▶ **AIM OF THE TASK**:
Below are entries; count the lines among them that contain the word "significant", and give only the count.

▶ **Dataset entries on figures**:

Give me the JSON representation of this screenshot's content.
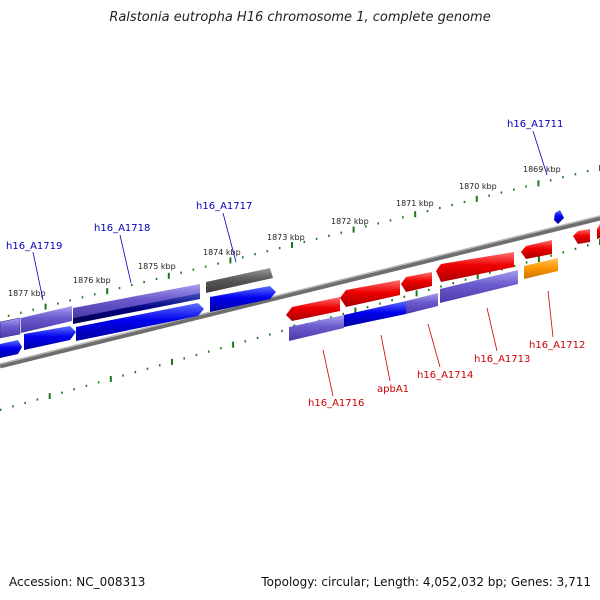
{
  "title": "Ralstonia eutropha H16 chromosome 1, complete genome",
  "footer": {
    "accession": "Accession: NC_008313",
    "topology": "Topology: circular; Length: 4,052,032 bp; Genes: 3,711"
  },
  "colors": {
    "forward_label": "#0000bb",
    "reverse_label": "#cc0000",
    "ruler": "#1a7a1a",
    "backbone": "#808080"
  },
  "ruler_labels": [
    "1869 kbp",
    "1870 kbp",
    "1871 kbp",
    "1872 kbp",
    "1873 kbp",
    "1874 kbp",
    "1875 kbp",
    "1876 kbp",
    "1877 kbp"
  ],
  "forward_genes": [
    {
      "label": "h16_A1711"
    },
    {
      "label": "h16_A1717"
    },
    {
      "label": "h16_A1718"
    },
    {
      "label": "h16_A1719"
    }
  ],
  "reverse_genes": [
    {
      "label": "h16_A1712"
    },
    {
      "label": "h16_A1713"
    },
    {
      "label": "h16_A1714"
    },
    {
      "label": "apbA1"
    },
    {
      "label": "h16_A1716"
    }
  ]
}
--
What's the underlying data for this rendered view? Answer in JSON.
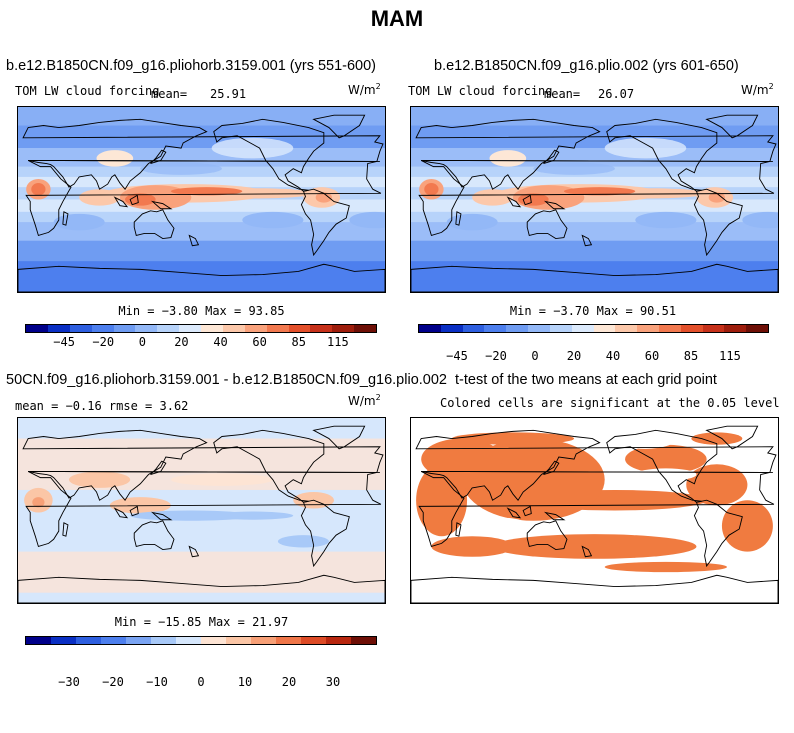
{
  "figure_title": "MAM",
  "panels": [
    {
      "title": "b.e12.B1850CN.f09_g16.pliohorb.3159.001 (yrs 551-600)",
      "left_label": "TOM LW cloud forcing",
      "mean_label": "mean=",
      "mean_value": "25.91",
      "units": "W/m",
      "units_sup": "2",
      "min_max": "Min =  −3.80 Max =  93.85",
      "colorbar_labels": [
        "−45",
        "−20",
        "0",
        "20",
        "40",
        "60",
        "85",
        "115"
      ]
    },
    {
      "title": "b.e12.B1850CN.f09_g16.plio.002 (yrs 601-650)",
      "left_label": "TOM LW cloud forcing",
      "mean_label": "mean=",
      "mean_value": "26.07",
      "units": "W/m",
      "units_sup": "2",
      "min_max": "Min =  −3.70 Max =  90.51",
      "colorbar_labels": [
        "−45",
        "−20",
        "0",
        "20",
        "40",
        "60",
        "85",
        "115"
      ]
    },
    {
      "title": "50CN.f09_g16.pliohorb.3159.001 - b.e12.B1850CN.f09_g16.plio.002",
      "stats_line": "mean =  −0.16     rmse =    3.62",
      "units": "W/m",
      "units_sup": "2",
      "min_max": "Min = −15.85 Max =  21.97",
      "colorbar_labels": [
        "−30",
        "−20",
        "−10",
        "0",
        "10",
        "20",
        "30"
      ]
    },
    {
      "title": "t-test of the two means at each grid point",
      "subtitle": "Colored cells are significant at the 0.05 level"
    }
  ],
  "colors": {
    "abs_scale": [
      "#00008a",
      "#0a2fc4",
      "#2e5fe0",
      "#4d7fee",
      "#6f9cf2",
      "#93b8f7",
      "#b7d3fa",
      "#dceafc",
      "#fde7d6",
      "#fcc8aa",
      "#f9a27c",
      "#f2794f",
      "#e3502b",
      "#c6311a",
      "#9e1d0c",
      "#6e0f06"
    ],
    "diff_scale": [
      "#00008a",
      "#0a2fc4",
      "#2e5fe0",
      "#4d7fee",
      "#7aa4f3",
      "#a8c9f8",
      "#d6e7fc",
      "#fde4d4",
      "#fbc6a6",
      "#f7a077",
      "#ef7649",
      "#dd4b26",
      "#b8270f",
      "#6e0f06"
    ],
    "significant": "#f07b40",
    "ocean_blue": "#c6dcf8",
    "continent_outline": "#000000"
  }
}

▶ **ANSWER SPACE**:
2